=== Data records ===
--- start ---

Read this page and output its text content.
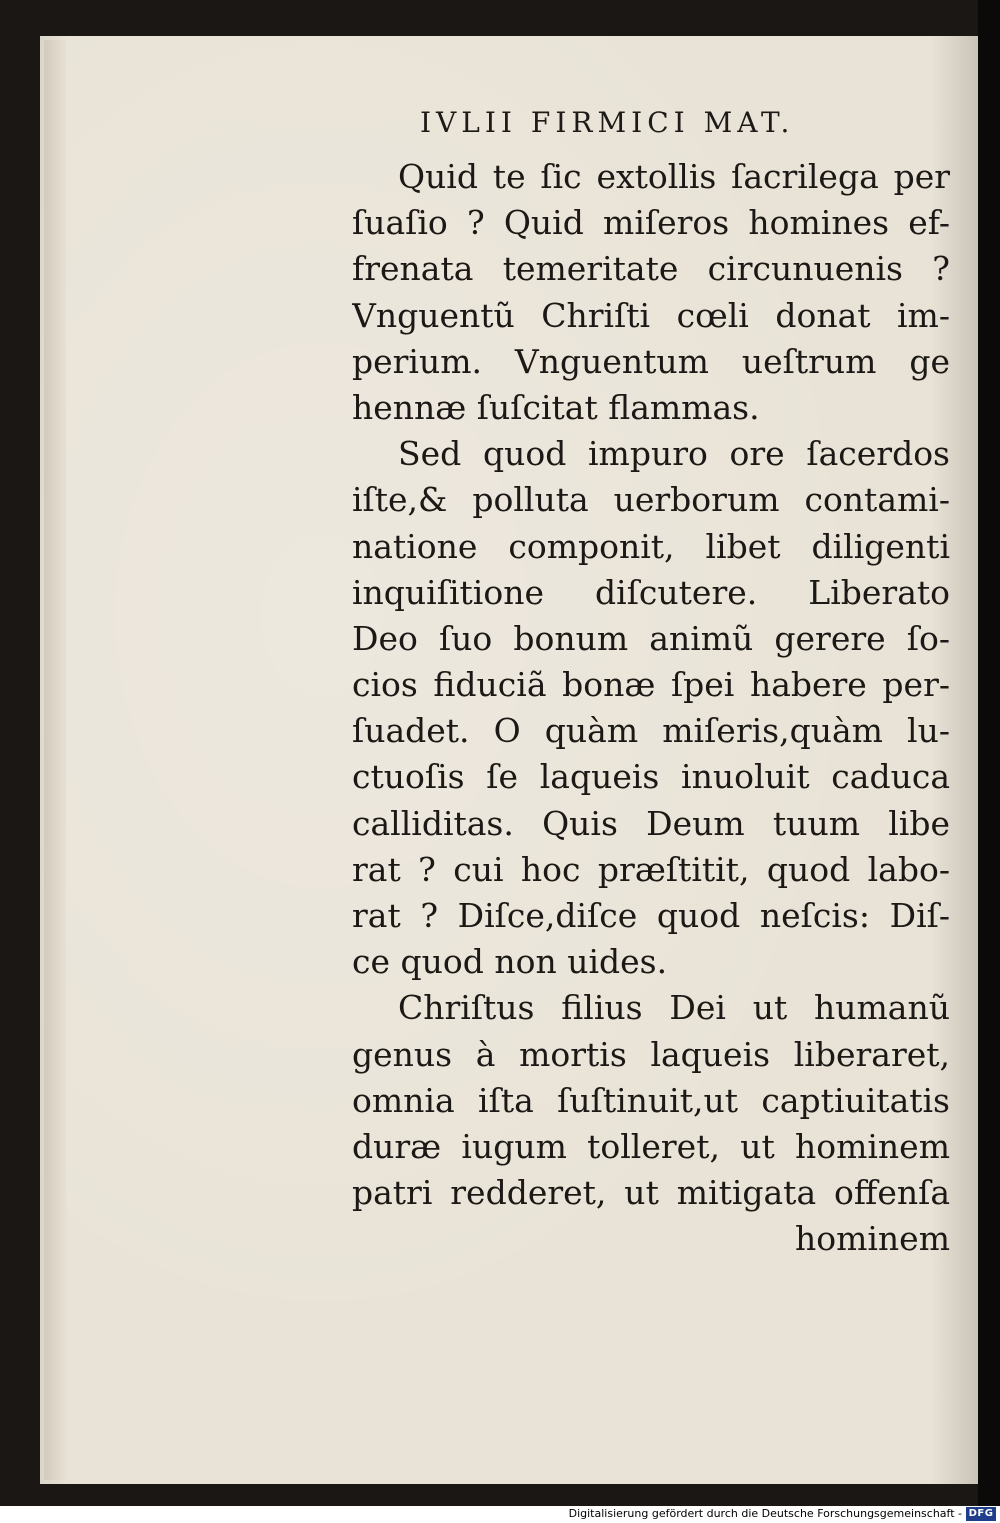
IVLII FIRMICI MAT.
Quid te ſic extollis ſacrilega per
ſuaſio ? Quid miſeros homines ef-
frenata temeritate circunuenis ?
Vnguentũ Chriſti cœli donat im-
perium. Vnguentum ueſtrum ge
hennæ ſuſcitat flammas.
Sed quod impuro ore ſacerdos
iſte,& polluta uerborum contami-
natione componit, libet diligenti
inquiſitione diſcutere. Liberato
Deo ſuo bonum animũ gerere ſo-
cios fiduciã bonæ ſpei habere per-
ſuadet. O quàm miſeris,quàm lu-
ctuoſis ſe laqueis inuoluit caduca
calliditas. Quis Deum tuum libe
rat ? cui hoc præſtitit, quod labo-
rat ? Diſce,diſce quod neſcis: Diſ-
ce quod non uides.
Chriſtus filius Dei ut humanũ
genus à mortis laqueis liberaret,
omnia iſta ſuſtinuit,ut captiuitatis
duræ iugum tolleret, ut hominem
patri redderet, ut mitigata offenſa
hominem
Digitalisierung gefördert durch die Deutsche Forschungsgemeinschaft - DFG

--- end ---

=== What to produce ===
From the data above, copy each line that holds "laqueis".

=== Response ===
ctuoſis ſe laqueis inuoluit caduca
genus à mortis laqueis liberaret,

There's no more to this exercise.